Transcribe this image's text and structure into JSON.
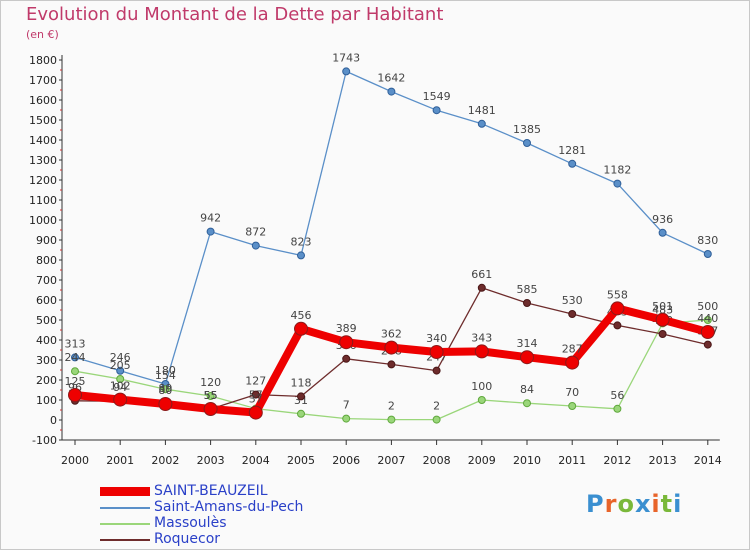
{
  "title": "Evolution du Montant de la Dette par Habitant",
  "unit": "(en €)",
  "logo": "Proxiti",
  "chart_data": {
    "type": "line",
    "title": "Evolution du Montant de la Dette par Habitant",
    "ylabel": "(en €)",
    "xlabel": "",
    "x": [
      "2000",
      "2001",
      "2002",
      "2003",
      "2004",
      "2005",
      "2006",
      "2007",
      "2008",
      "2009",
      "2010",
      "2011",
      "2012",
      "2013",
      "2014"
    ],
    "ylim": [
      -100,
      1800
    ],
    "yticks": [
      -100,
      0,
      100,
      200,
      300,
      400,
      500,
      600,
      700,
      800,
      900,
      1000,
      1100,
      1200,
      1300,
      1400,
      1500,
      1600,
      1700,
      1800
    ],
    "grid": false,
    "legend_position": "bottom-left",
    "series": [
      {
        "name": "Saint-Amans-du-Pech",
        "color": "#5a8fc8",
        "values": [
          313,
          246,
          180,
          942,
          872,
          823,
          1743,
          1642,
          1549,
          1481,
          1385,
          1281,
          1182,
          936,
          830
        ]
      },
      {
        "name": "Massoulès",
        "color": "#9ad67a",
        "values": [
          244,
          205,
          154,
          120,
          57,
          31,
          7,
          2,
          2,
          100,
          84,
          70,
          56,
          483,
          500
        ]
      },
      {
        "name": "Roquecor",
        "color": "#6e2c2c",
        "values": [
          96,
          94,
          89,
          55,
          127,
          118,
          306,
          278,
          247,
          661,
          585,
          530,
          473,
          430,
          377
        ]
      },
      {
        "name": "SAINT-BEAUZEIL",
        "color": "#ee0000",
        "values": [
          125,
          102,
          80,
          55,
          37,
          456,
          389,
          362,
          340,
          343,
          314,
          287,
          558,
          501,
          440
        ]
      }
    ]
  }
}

* What you should do:
Every line above should be repeated exactly; pictures stay out of the copy.

* Finished answer:
Transcribe this image's text and structure into JSON.
{
  "title": "Evolution du Montant de la Dette par Habitant",
  "unit": "(en €)",
  "logo": "Proxiti",
  "chart_data": {
    "type": "line",
    "title": "Evolution du Montant de la Dette par Habitant",
    "ylabel": "(en €)",
    "xlabel": "",
    "x": [
      "2000",
      "2001",
      "2002",
      "2003",
      "2004",
      "2005",
      "2006",
      "2007",
      "2008",
      "2009",
      "2010",
      "2011",
      "2012",
      "2013",
      "2014"
    ],
    "ylim": [
      -100,
      1800
    ],
    "yticks": [
      -100,
      0,
      100,
      200,
      300,
      400,
      500,
      600,
      700,
      800,
      900,
      1000,
      1100,
      1200,
      1300,
      1400,
      1500,
      1600,
      1700,
      1800
    ],
    "grid": false,
    "legend_position": "bottom-left",
    "series": [
      {
        "name": "Saint-Amans-du-Pech",
        "color": "#5a8fc8",
        "values": [
          313,
          246,
          180,
          942,
          872,
          823,
          1743,
          1642,
          1549,
          1481,
          1385,
          1281,
          1182,
          936,
          830
        ]
      },
      {
        "name": "Massoulès",
        "color": "#9ad67a",
        "values": [
          244,
          205,
          154,
          120,
          57,
          31,
          7,
          2,
          2,
          100,
          84,
          70,
          56,
          483,
          500
        ]
      },
      {
        "name": "Roquecor",
        "color": "#6e2c2c",
        "values": [
          96,
          94,
          89,
          55,
          127,
          118,
          306,
          278,
          247,
          661,
          585,
          530,
          473,
          430,
          377
        ]
      },
      {
        "name": "SAINT-BEAUZEIL",
        "color": "#ee0000",
        "values": [
          125,
          102,
          80,
          55,
          37,
          456,
          389,
          362,
          340,
          343,
          314,
          287,
          558,
          501,
          440
        ]
      }
    ]
  }
}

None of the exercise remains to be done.